* **Obiettivi**:
1 > Riscrivi il testo sul contratto a tutele crescenti, partendo dalle parole "Dopo un lungo" e fermandoti dopo "7 marzo 2015.". Rinomina "Consiglio dei Ministri" in "Governo".
2 > Secondo il testo sul contratto a tutele crescenti, da quale giorno è in vigore il decreto legislativo 4 marzo 2015, n. 23?
3 > Indica se ciascuna affermazione concorda con il testo sul contratto a tutele crescenti, rispondendo sì o no e citando le parole decisive del testo.
(a) Le nuove disposizioni si applicano anche ai dirigenti.
(b) La prima versione del testo fu presentata nel Consiglio dei Ministri il 24 dicembre 2014.
(c) La legge delega prevedeva la reintegrazione del lavoratore per i licenziamenti economici.

Dopo un lungo travaglio, iniziato con la prima versione del testo, presentata nel Consiglio dei Ministri il 24 dicembre 2014, si è conclusa la fase di gestazione del provvedimento sul contratto a tutele crescenti, la cui disciplina è ora contenuta  nel decreto legislativo 4 marzo 2015, n. 23, entrato in vigore a partire da sabato 7 marzo 2015.
Va ricordato che la norma è stata prevista dall’art. 1 della legge 10 dicembre 2014, n. 183, che ha delegato il Governo a introdurre, per le nuove assunzioni a tempo indeterminato, il contratto a tutele crescenti in relazione all’anzianità di servizio del lavoratore: escludendo per i licenziamenti economici la reintegrazione del lavoratore; prevedendo un indennizzo economico certo e crescente con l’anzianità di servizio; limitando il diritto alla reintegrazione ai licenziamenti nulli e discriminatori e a specifiche fattispecie di licenziamento disciplinare ingiustificato; nonché prevedendo termini certi per l’impugnazione del licenziamento.
Molti sono i cambiamenti apportati rispetto alla prima versione del testo, il più importante dei quali riguarda certamente il suo ambito di applicazione, ovvero lavoratori e datori interessati. Ebbene, le nuove disposizioni si applicano nei seguenti casi:
a) lavoratori con qualifica di operai, impiegati o quadri (non i dirigenti), assunti con contratto subordinato a tempo indeterminato a decorrere dall’entrata in vigore del decreto legislativo (ossia a partire da sabato 7 marzo 2015);
b) conversione in contratto di lavoro subordinato a tempo indeterminato, dopo l’entrata in vigore del decreto, di contratti a tempo determinato o di apprendistato;
c) tutti i dipendenti, inclusi quindi quelli già in forza prima del nuovo D.Lgs., qualora il datore, in conseguenza di assunzioni a tempo indeterminato avvenute dopo l’entrata in vigore del D.Lgs., integri il requisito occupazionale di cui all’art. 18, comma 8 e 9, della legge  20 maggio 1970, n. 300, ossia nel caso in cui egli – per esempio, fermo sinora a 15 dipendenti – assuma il 16° lavoratore nell’unità produttiva o nel comune, oppure il 61° dipendente considerando l’organico impiegato in tutto il territorio nazionale.
Ne deriva che, se il licenziamento è illegittimo, si applicheranno, di volta in volta, le norme richiamate nella tabella che segue.
tutele crescenti
Casi in cui si applica la reintegrazione nel posto di lavoro
Come già previsto nello Statuto dei lavoratori, anche per i lavoratori assunti con il contratto a tutele crescenti, sono state previste alcune ipotesi nelle quali il licenziamento è totalmente illegittimo e comporta, in ogni caso, il diritto del dipendente a essere reintegrato nel proprio posto di lavoro e a ottenere, in aggiunta, anche un’indennità economica.

* **Dati forniti**:
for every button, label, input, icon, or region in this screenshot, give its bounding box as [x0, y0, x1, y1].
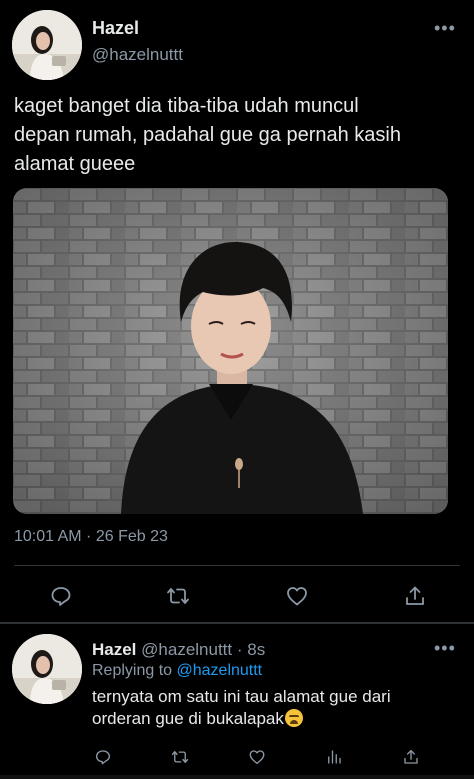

* **Risultati per punto**:
1 >
Dopo un lungo travaglio, iniziato con la prima versione del testo, presentata nel Governo il 24 dicembre 2014, si è conclusa la fase di gestazione del provvedimento sul contratto a tutele crescenti, la cui disciplina è ora contenuta  nel decreto legislativo 4 marzo 2015, n. 23, entrato in vigore a partire da sabato 7 marzo 2015.

2 > Da sabato 7 marzo 2015.

3 >
(a) No: "(non i dirigenti)".
(b) Sì: "presentata nel Consiglio dei Ministri il 24 dicembre 2014".
(c) No: "escludendo per i licenziamenti economici la reintegrazione del lavoratore".